WORK REQUIRED:
Leaving out the pictures, transcribe all of the records faithfully.

Excerpts from a figure dataset
-- START --
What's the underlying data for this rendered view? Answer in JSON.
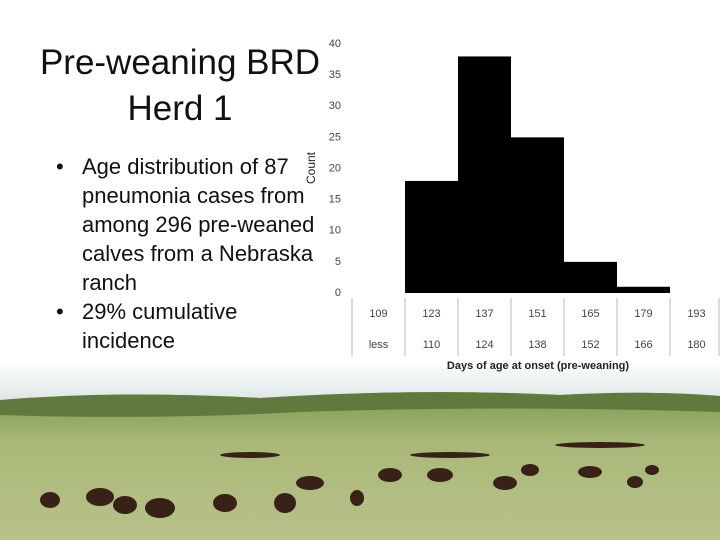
{
  "slide": {
    "title": "Pre-weaning BRD Herd 1",
    "bullets": [
      "Age distribution of 87 pneumonia cases from among 296 pre-weaned calves from a Nebraska ranch",
      "29% cumulative incidence"
    ]
  },
  "chart_data": {
    "type": "bar",
    "categories": [
      "109",
      "123",
      "137",
      "151",
      "165",
      "179",
      "193"
    ],
    "category_sublabels": [
      "less",
      "110",
      "124",
      "138",
      "152",
      "166",
      "180"
    ],
    "values": [
      0,
      18,
      38,
      25,
      5,
      1,
      0
    ],
    "color": "#000000",
    "ylabel": "Count",
    "xlabel": "Days of age at onset (pre-weaning)",
    "ylim": [
      0,
      40
    ],
    "yticks": [
      0,
      5,
      10,
      15,
      20,
      25,
      30,
      35,
      40
    ]
  }
}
-- END --
EXERCISE SOLUTION:
What's the underlying data for this rendered view? Answer in JSON.
{
  "slide": {
    "title": "Pre-weaning BRD Herd 1",
    "bullets": [
      "Age distribution of 87 pneumonia cases from among 296 pre-weaned calves from a Nebraska ranch",
      "29% cumulative incidence"
    ]
  },
  "chart_data": {
    "type": "bar",
    "categories": [
      "109",
      "123",
      "137",
      "151",
      "165",
      "179",
      "193"
    ],
    "category_sublabels": [
      "less",
      "110",
      "124",
      "138",
      "152",
      "166",
      "180"
    ],
    "values": [
      0,
      18,
      38,
      25,
      5,
      1,
      0
    ],
    "color": "#000000",
    "ylabel": "Count",
    "xlabel": "Days of age at onset (pre-weaning)",
    "ylim": [
      0,
      40
    ],
    "yticks": [
      0,
      5,
      10,
      15,
      20,
      25,
      30,
      35,
      40
    ]
  }
}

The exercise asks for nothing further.